• **Task to carry out**: All entries below are to be set down again, identical to the source.

— START OF Material to process —

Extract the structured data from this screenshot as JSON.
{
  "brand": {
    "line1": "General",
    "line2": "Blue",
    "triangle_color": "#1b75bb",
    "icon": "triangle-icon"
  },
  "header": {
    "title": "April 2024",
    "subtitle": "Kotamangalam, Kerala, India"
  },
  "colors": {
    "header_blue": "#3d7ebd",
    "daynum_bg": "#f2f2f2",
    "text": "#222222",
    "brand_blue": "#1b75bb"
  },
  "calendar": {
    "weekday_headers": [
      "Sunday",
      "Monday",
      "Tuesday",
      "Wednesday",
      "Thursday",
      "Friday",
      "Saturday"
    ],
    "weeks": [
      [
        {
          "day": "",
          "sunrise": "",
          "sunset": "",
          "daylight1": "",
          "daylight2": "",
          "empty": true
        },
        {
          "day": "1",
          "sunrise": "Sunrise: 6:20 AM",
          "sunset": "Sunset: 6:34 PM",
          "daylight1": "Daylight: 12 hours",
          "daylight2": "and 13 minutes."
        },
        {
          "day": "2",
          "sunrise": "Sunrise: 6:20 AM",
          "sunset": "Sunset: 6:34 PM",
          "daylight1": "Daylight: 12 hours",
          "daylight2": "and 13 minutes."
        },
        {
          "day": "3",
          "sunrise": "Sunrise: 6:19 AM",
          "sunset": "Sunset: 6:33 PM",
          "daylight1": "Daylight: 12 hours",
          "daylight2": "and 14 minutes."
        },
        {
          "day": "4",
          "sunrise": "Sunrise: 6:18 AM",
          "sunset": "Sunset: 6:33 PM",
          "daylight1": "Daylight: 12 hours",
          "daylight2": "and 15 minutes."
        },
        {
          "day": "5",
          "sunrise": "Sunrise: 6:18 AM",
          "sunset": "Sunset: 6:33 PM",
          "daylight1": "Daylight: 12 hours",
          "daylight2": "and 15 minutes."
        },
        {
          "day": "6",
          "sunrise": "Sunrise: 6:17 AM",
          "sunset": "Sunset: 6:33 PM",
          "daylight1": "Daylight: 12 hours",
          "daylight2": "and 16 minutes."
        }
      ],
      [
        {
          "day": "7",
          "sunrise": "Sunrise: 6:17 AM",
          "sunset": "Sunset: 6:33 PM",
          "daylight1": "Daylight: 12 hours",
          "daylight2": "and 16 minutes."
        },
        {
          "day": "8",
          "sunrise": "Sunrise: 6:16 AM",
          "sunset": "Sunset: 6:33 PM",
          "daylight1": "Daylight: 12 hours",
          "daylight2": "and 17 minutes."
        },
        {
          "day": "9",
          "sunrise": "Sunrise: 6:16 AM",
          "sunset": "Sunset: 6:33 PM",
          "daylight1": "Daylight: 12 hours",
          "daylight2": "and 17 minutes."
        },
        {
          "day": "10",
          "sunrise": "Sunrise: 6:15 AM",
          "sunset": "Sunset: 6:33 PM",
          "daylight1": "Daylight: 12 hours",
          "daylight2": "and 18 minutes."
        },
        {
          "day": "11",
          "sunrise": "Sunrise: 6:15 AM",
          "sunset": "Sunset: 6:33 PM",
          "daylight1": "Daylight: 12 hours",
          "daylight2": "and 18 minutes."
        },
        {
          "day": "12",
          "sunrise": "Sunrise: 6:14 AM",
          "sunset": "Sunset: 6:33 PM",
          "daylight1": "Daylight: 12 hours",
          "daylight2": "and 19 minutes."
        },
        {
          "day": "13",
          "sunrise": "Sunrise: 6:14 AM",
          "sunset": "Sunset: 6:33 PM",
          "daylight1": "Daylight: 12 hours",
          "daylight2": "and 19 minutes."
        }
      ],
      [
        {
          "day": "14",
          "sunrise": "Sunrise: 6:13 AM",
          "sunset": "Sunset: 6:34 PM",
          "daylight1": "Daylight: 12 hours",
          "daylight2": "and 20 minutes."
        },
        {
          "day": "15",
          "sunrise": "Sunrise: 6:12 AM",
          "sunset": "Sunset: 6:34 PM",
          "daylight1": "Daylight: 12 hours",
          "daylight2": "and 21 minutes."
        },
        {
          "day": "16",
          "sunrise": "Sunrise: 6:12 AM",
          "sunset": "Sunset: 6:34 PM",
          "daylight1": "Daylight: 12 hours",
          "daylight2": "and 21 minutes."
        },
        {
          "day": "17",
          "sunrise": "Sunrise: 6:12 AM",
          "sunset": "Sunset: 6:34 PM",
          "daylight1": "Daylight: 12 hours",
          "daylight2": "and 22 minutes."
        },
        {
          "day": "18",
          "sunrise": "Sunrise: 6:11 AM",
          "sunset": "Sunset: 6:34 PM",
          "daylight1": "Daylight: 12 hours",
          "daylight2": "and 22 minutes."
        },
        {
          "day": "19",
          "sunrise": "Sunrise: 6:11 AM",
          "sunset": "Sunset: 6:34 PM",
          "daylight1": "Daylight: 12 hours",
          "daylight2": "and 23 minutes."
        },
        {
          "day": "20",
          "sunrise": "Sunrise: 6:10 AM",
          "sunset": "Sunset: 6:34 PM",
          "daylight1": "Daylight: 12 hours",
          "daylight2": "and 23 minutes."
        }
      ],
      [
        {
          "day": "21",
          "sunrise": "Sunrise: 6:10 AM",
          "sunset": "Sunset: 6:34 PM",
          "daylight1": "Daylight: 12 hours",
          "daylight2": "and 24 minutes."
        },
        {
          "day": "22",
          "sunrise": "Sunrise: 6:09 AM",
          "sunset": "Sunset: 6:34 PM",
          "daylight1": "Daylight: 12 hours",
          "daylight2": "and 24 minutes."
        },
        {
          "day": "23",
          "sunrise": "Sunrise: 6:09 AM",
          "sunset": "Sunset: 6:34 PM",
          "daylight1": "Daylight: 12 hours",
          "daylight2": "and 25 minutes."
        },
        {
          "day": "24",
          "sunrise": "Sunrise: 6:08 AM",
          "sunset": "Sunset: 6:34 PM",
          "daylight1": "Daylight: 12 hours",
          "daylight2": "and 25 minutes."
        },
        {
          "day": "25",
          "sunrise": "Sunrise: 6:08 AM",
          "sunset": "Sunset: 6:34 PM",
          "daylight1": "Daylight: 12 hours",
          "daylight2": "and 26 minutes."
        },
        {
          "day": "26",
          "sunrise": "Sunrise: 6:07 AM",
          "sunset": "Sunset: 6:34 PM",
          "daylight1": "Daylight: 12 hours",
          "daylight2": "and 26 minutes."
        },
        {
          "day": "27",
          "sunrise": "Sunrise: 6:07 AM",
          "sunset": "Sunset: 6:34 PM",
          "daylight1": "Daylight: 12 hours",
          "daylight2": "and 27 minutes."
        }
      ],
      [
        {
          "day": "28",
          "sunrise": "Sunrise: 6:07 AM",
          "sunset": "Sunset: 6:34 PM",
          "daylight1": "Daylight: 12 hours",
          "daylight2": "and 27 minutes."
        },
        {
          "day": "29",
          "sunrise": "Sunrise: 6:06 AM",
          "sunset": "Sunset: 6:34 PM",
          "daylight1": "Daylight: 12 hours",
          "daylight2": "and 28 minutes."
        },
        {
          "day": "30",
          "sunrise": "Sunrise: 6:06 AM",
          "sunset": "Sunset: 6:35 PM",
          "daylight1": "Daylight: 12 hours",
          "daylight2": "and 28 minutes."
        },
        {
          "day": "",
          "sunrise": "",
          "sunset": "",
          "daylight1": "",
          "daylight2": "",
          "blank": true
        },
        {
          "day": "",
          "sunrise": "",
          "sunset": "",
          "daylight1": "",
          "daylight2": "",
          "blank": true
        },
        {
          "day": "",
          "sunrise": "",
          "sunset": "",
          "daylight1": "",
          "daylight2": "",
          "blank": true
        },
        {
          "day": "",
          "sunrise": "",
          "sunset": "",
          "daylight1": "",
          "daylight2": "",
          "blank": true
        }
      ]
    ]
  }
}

— END OF Material to process —

• **Exercise response**:
Extract the structured data from this screenshot as JSON.
{
  "brand": {
    "line1": "General",
    "line2": "Blue",
    "triangle_color": "#1b75bb",
    "icon": "triangle-icon"
  },
  "header": {
    "title": "April 2024",
    "subtitle": "Kotamangalam, Kerala, India"
  },
  "colors": {
    "header_blue": "#3d7ebd",
    "daynum_bg": "#f2f2f2",
    "text": "#222222",
    "brand_blue": "#1b75bb"
  },
  "calendar": {
    "weekday_headers": [
      "Sunday",
      "Monday",
      "Tuesday",
      "Wednesday",
      "Thursday",
      "Friday",
      "Saturday"
    ],
    "weeks": [
      [
        {
          "day": "",
          "sunrise": "",
          "sunset": "",
          "daylight1": "",
          "daylight2": "",
          "empty": true
        },
        {
          "day": "1",
          "sunrise": "Sunrise: 6:20 AM",
          "sunset": "Sunset: 6:34 PM",
          "daylight1": "Daylight: 12 hours",
          "daylight2": "and 13 minutes."
        },
        {
          "day": "2",
          "sunrise": "Sunrise: 6:20 AM",
          "sunset": "Sunset: 6:34 PM",
          "daylight1": "Daylight: 12 hours",
          "daylight2": "and 13 minutes."
        },
        {
          "day": "3",
          "sunrise": "Sunrise: 6:19 AM",
          "sunset": "Sunset: 6:33 PM",
          "daylight1": "Daylight: 12 hours",
          "daylight2": "and 14 minutes."
        },
        {
          "day": "4",
          "sunrise": "Sunrise: 6:18 AM",
          "sunset": "Sunset: 6:33 PM",
          "daylight1": "Daylight: 12 hours",
          "daylight2": "and 15 minutes."
        },
        {
          "day": "5",
          "sunrise": "Sunrise: 6:18 AM",
          "sunset": "Sunset: 6:33 PM",
          "daylight1": "Daylight: 12 hours",
          "daylight2": "and 15 minutes."
        },
        {
          "day": "6",
          "sunrise": "Sunrise: 6:17 AM",
          "sunset": "Sunset: 6:33 PM",
          "daylight1": "Daylight: 12 hours",
          "daylight2": "and 16 minutes."
        }
      ],
      [
        {
          "day": "7",
          "sunrise": "Sunrise: 6:17 AM",
          "sunset": "Sunset: 6:33 PM",
          "daylight1": "Daylight: 12 hours",
          "daylight2": "and 16 minutes."
        },
        {
          "day": "8",
          "sunrise": "Sunrise: 6:16 AM",
          "sunset": "Sunset: 6:33 PM",
          "daylight1": "Daylight: 12 hours",
          "daylight2": "and 17 minutes."
        },
        {
          "day": "9",
          "sunrise": "Sunrise: 6:16 AM",
          "sunset": "Sunset: 6:33 PM",
          "daylight1": "Daylight: 12 hours",
          "daylight2": "and 17 minutes."
        },
        {
          "day": "10",
          "sunrise": "Sunrise: 6:15 AM",
          "sunset": "Sunset: 6:33 PM",
          "daylight1": "Daylight: 12 hours",
          "daylight2": "and 18 minutes."
        },
        {
          "day": "11",
          "sunrise": "Sunrise: 6:15 AM",
          "sunset": "Sunset: 6:33 PM",
          "daylight1": "Daylight: 12 hours",
          "daylight2": "and 18 minutes."
        },
        {
          "day": "12",
          "sunrise": "Sunrise: 6:14 AM",
          "sunset": "Sunset: 6:33 PM",
          "daylight1": "Daylight: 12 hours",
          "daylight2": "and 19 minutes."
        },
        {
          "day": "13",
          "sunrise": "Sunrise: 6:14 AM",
          "sunset": "Sunset: 6:33 PM",
          "daylight1": "Daylight: 12 hours",
          "daylight2": "and 19 minutes."
        }
      ],
      [
        {
          "day": "14",
          "sunrise": "Sunrise: 6:13 AM",
          "sunset": "Sunset: 6:34 PM",
          "daylight1": "Daylight: 12 hours",
          "daylight2": "and 20 minutes."
        },
        {
          "day": "15",
          "sunrise": "Sunrise: 6:12 AM",
          "sunset": "Sunset: 6:34 PM",
          "daylight1": "Daylight: 12 hours",
          "daylight2": "and 21 minutes."
        },
        {
          "day": "16",
          "sunrise": "Sunrise: 6:12 AM",
          "sunset": "Sunset: 6:34 PM",
          "daylight1": "Daylight: 12 hours",
          "daylight2": "and 21 minutes."
        },
        {
          "day": "17",
          "sunrise": "Sunrise: 6:12 AM",
          "sunset": "Sunset: 6:34 PM",
          "daylight1": "Daylight: 12 hours",
          "daylight2": "and 22 minutes."
        },
        {
          "day": "18",
          "sunrise": "Sunrise: 6:11 AM",
          "sunset": "Sunset: 6:34 PM",
          "daylight1": "Daylight: 12 hours",
          "daylight2": "and 22 minutes."
        },
        {
          "day": "19",
          "sunrise": "Sunrise: 6:11 AM",
          "sunset": "Sunset: 6:34 PM",
          "daylight1": "Daylight: 12 hours",
          "daylight2": "and 23 minutes."
        },
        {
          "day": "20",
          "sunrise": "Sunrise: 6:10 AM",
          "sunset": "Sunset: 6:34 PM",
          "daylight1": "Daylight: 12 hours",
          "daylight2": "and 23 minutes."
        }
      ],
      [
        {
          "day": "21",
          "sunrise": "Sunrise: 6:10 AM",
          "sunset": "Sunset: 6:34 PM",
          "daylight1": "Daylight: 12 hours",
          "daylight2": "and 24 minutes."
        },
        {
          "day": "22",
          "sunrise": "Sunrise: 6:09 AM",
          "sunset": "Sunset: 6:34 PM",
          "daylight1": "Daylight: 12 hours",
          "daylight2": "and 24 minutes."
        },
        {
          "day": "23",
          "sunrise": "Sunrise: 6:09 AM",
          "sunset": "Sunset: 6:34 PM",
          "daylight1": "Daylight: 12 hours",
          "daylight2": "and 25 minutes."
        },
        {
          "day": "24",
          "sunrise": "Sunrise: 6:08 AM",
          "sunset": "Sunset: 6:34 PM",
          "daylight1": "Daylight: 12 hours",
          "daylight2": "and 25 minutes."
        },
        {
          "day": "25",
          "sunrise": "Sunrise: 6:08 AM",
          "sunset": "Sunset: 6:34 PM",
          "daylight1": "Daylight: 12 hours",
          "daylight2": "and 26 minutes."
        },
        {
          "day": "26",
          "sunrise": "Sunrise: 6:07 AM",
          "sunset": "Sunset: 6:34 PM",
          "daylight1": "Daylight: 12 hours",
          "daylight2": "and 26 minutes."
        },
        {
          "day": "27",
          "sunrise": "Sunrise: 6:07 AM",
          "sunset": "Sunset: 6:34 PM",
          "daylight1": "Daylight: 12 hours",
          "daylight2": "and 27 minutes."
        }
      ],
      [
        {
          "day": "28",
          "sunrise": "Sunrise: 6:07 AM",
          "sunset": "Sunset: 6:34 PM",
          "daylight1": "Daylight: 12 hours",
          "daylight2": "and 27 minutes."
        },
        {
          "day": "29",
          "sunrise": "Sunrise: 6:06 AM",
          "sunset": "Sunset: 6:34 PM",
          "daylight1": "Daylight: 12 hours",
          "daylight2": "and 28 minutes."
        },
        {
          "day": "30",
          "sunrise": "Sunrise: 6:06 AM",
          "sunset": "Sunset: 6:35 PM",
          "daylight1": "Daylight: 12 hours",
          "daylight2": "and 28 minutes."
        },
        {
          "day": "",
          "sunrise": "",
          "sunset": "",
          "daylight1": "",
          "daylight2": "",
          "blank": true
        },
        {
          "day": "",
          "sunrise": "",
          "sunset": "",
          "daylight1": "",
          "daylight2": "",
          "blank": true
        },
        {
          "day": "",
          "sunrise": "",
          "sunset": "",
          "daylight1": "",
          "daylight2": "",
          "blank": true
        },
        {
          "day": "",
          "sunrise": "",
          "sunset": "",
          "daylight1": "",
          "daylight2": "",
          "blank": true
        }
      ]
    ]
  }
}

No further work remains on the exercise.